**SHORT EXERCISE**
Please express the lines between the one containing "861, 1085, 889]" and the one containing "861, 733, 889]", inclusive, as a JSON list of strings with one string per line and no blank lines.

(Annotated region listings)
## BEGIN
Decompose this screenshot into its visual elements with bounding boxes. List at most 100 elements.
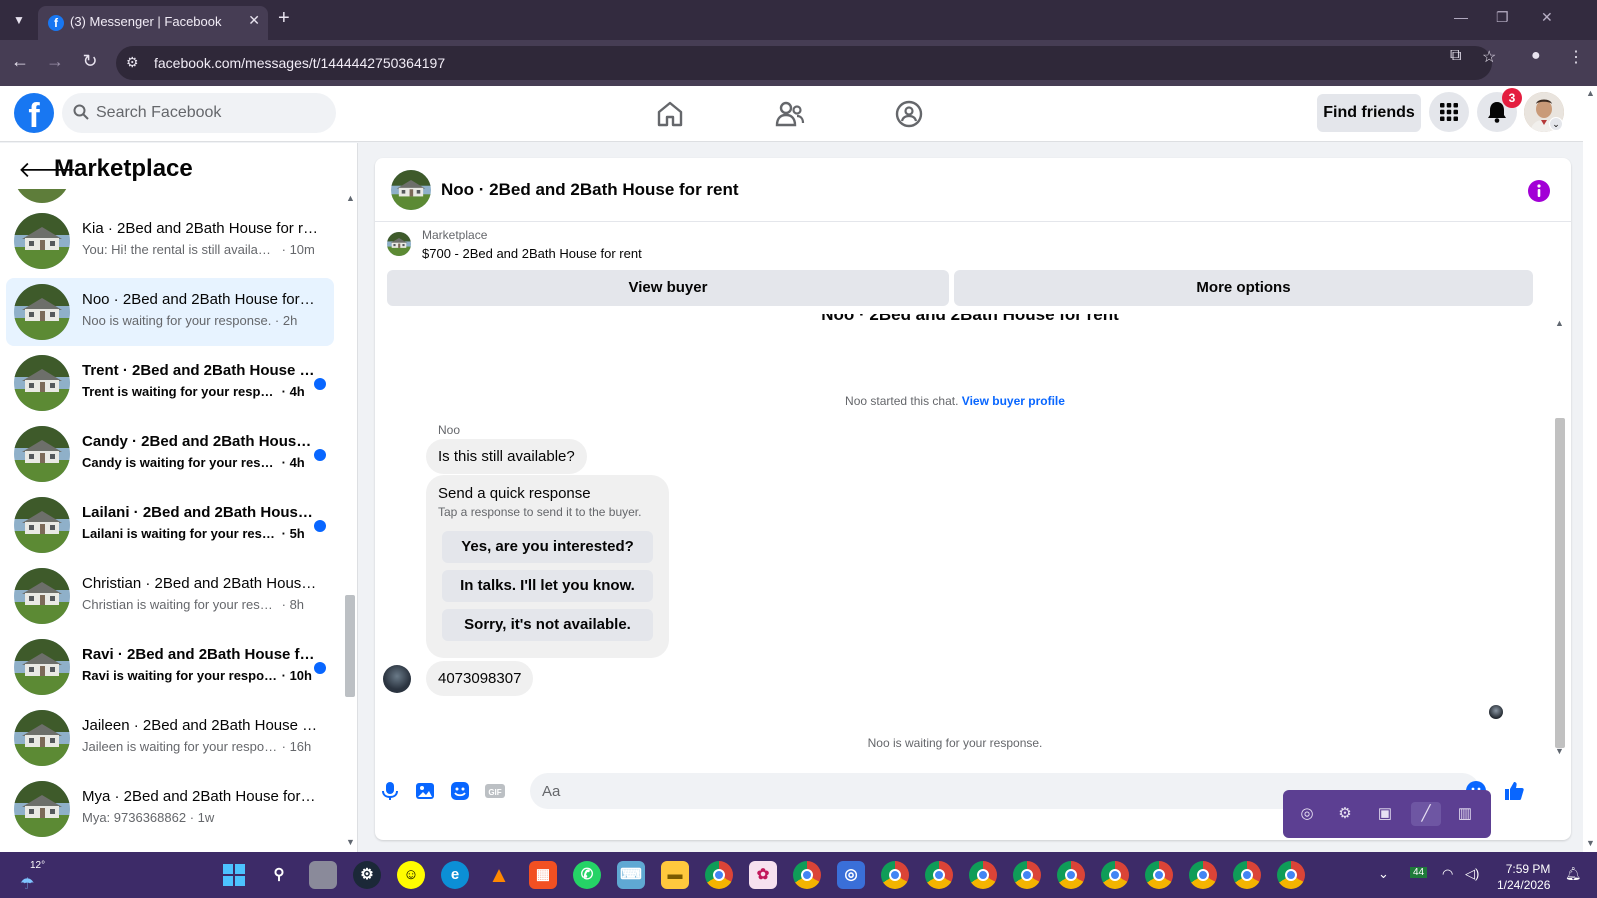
chrome-icon[interactable]	[1057, 861, 1085, 889]
reload-icon[interactable]: ↻	[78, 51, 102, 72]
page-scrollbar[interactable]: ▲ ▼	[1583, 86, 1597, 852]
new-tab-icon[interactable]: +	[278, 7, 290, 30]
facebook-logo-icon[interactable]: f	[14, 93, 54, 135]
sticker-icon[interactable]	[449, 780, 471, 802]
chat-scroll-up-icon[interactable]: ▲	[1555, 318, 1564, 328]
chrome-icon[interactable]	[925, 861, 953, 889]
photos-app-icon[interactable]: ✿	[749, 861, 777, 889]
home-icon[interactable]	[654, 98, 686, 130]
back-icon[interactable]: ←	[8, 51, 32, 72]
search-input[interactable]	[96, 93, 326, 133]
keyboard-app-icon[interactable]: ⌨	[617, 861, 645, 889]
taskbar-search-icon[interactable]: ⚲	[265, 861, 293, 889]
sidebar-scroll-up-icon[interactable]: ▲	[346, 193, 355, 203]
chrome-icon[interactable]	[705, 861, 733, 889]
profile-icon[interactable]: ●	[1531, 47, 1541, 65]
restore-icon[interactable]: ❐	[1496, 9, 1509, 26]
tray-app-badge[interactable]: 44	[1410, 867, 1428, 878]
snapchat-icon[interactable]: ☺	[397, 861, 425, 889]
file-explorer-icon[interactable]: ▬	[661, 861, 689, 889]
conversation-item[interactable]: Trent · 2Bed and 2Bath House for rent Tre…	[6, 349, 334, 417]
view-buyer-button[interactable]: View buyer	[387, 270, 949, 306]
tab-close-icon[interactable]: ✕	[248, 12, 260, 29]
message-bubble[interactable]: 4073098307	[426, 661, 534, 696]
edge-icon[interactable]: e	[441, 861, 469, 889]
chrome-icon[interactable]	[793, 861, 821, 889]
facebook-search[interactable]	[62, 93, 336, 133]
menu-button[interactable]	[1429, 92, 1469, 132]
clipped-chat-intro: Noo · 2Bed and 2Bath House for rent	[375, 314, 1553, 324]
tray-overflow-chevron-icon[interactable]: ⌄	[1378, 866, 1389, 882]
info-icon[interactable]	[1528, 180, 1550, 202]
marketplace-sidebar: 🡐 Marketplace ▲ ▼ Kia · 2Bed and 2Bath H…	[0, 143, 358, 852]
vlc-icon[interactable]: ▲	[485, 861, 513, 889]
gif-icon[interactable]: GIF	[484, 780, 506, 802]
conversation-separator: ·	[278, 668, 290, 683]
find-friends-button[interactable]: Find friends	[1317, 94, 1421, 132]
microphone-icon[interactable]	[379, 780, 401, 802]
whatsapp-icon[interactable]: ✆	[573, 861, 601, 889]
sidebar-scrollbar[interactable]	[345, 595, 355, 697]
window-close-icon[interactable]: ✕	[1541, 9, 1553, 26]
screenshot-app-icon[interactable]: ◎	[1295, 802, 1319, 826]
microsoft-store-icon[interactable]: ▦	[529, 861, 557, 889]
browser-tab-messenger[interactable]: f (3) Messenger | Facebook ✕	[38, 6, 268, 40]
conversation-item[interactable]: Kia · 2Bed and 2Bath House for rent You: …	[6, 207, 334, 275]
page-scroll-down-icon[interactable]: ▼	[1586, 838, 1595, 848]
volume-icon[interactable]: ◁)	[1465, 866, 1479, 882]
pen-tray-icon[interactable]: ╱	[1411, 802, 1441, 826]
thumbs-up-icon[interactable]	[1503, 780, 1525, 802]
steam-tray-icon[interactable]: ⚙	[1333, 802, 1357, 826]
buyer-avatar[interactable]	[383, 665, 411, 693]
friends-icon[interactable]	[774, 98, 806, 130]
install-app-icon[interactable]: ⧉	[1450, 47, 1461, 65]
browser-menu-icon[interactable]: ⋮	[1568, 47, 1584, 67]
quick-response-in-talks-button[interactable]: In talks. I'll let you know.	[442, 570, 653, 602]
chrome-icon[interactable]	[881, 861, 909, 889]
listing-thumbnail[interactable]	[391, 170, 431, 210]
windows-taskbar: ☂ 12° ⚲ ⚙ ☺ e ▲ ▦ ✆ ⌨ ▬ ✿ ◎ ⌄ 44 ◠ ◁) 7:…	[0, 852, 1597, 898]
tab-search-dropdown-icon[interactable]: ▼	[8, 9, 30, 31]
conversation-item[interactable]: Lailani · 2Bed and 2Bath House for rent L…	[6, 491, 334, 559]
chrome-icon[interactable]	[1277, 861, 1305, 889]
chrome-icon[interactable]	[1233, 861, 1261, 889]
forward-icon[interactable]: →	[43, 51, 67, 72]
conversation-item[interactable]: Candy · 2Bed and 2Bath House for rent Can…	[6, 420, 334, 488]
sidebar-scroll-down-icon[interactable]: ▼	[346, 837, 355, 847]
chrome-icon[interactable]	[1101, 861, 1129, 889]
photo-icon[interactable]	[414, 780, 436, 802]
screen-tool-icon[interactable]: ◎	[837, 861, 865, 889]
view-buyer-profile-link[interactable]: View buyer profile	[962, 394, 1065, 408]
notification-bell-icon[interactable]: 🔔︎	[1565, 866, 1582, 882]
chat-title[interactable]: Noo · 2Bed and 2Bath House for rent	[441, 180, 739, 200]
security-tray-icon[interactable]: ▣	[1373, 802, 1397, 826]
chrome-icon[interactable]	[1189, 861, 1217, 889]
task-view-icon[interactable]	[309, 861, 337, 889]
chat-scrollbar[interactable]	[1555, 418, 1565, 748]
chat-scroll-down-icon[interactable]: ▼	[1555, 746, 1564, 756]
more-options-button[interactable]: More options	[954, 270, 1533, 306]
quick-response-not-available-button[interactable]: Sorry, it's not available.	[442, 609, 653, 641]
stats-tray-icon[interactable]: ▥	[1453, 802, 1477, 826]
quick-response-interested-button[interactable]: Yes, are you interested?	[442, 531, 653, 563]
wifi-icon[interactable]: ◠	[1442, 866, 1453, 882]
address-bar[interactable]: ⚙ facebook.com/messages/t/14444427503641…	[116, 46, 1492, 80]
minimize-icon[interactable]: —	[1454, 9, 1468, 25]
conversation-item[interactable]: Jaileen · 2Bed and 2Bath House for rent J…	[6, 704, 334, 772]
bookmark-star-icon[interactable]: ☆	[1482, 47, 1496, 67]
windows-start-icon[interactable]	[220, 861, 248, 889]
chrome-icon[interactable]	[969, 861, 997, 889]
steam-icon[interactable]: ⚙	[353, 861, 381, 889]
conversation-item[interactable]: Mya · 2Bed and 2Bath House for rent Mya: …	[6, 775, 334, 843]
chrome-icon[interactable]	[1145, 861, 1173, 889]
chrome-icon[interactable]	[1013, 861, 1041, 889]
conversation-item[interactable]: Noo · 2Bed and 2Bath House for rent Noo i…	[6, 278, 334, 346]
conversation-item[interactable]: Ravi · 2Bed and 2Bath House for rent Ravi…	[6, 633, 334, 701]
taskbar-clock[interactable]: 7:59 PM 1/24/2026	[1497, 861, 1550, 893]
page-scroll-up-icon[interactable]: ▲	[1586, 88, 1595, 98]
groups-icon[interactable]	[893, 98, 925, 130]
account-chevron-down-icon[interactable]: ⌄	[1549, 117, 1563, 131]
conversation-item[interactable]: Christian · 2Bed and 2Bath House for ren…	[6, 562, 334, 630]
message-bubble[interactable]: Is this still available?	[426, 439, 587, 474]
site-info-icon[interactable]: ⚙	[126, 54, 139, 71]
## END
**SOLUTION TO THIS EXERCISE**
[
  "chrome-icon[interactable]\t[1057, 861, 1085, 889]",
  "reload-icon[interactable]: ↻\t[78, 51, 102, 72]",
  "page-scrollbar[interactable]: ▲ ▼\t[1583, 86, 1597, 852]",
  "new-tab-icon[interactable]: +\t[278, 7, 290, 30]",
  "facebook-logo-icon[interactable]: f\t[14, 93, 54, 135]",
  "sticker-icon[interactable]\t[449, 780, 471, 802]",
  "chat-scroll-up-icon[interactable]: ▲\t[1555, 318, 1564, 328]",
  "chrome-icon[interactable]\t[925, 861, 953, 889]",
  "photos-app-icon[interactable]: ✿\t[749, 861, 777, 889]",
  "home-icon[interactable]\t[654, 98, 686, 130]",
  "back-icon[interactable]: ←\t[8, 51, 32, 72]",
  "search-input[interactable]\t[96, 93, 326, 133]",
  "keyboard-app-icon[interactable]: ⌨\t[617, 861, 645, 889]",
  "taskbar-search-icon[interactable]: ⚲\t[265, 861, 293, 889]",
  "sidebar-scroll-up-icon[interactable]: ▲\t[346, 193, 355, 203]",
  "chrome-icon[interactable]\t[705, 861, 733, 889]"
]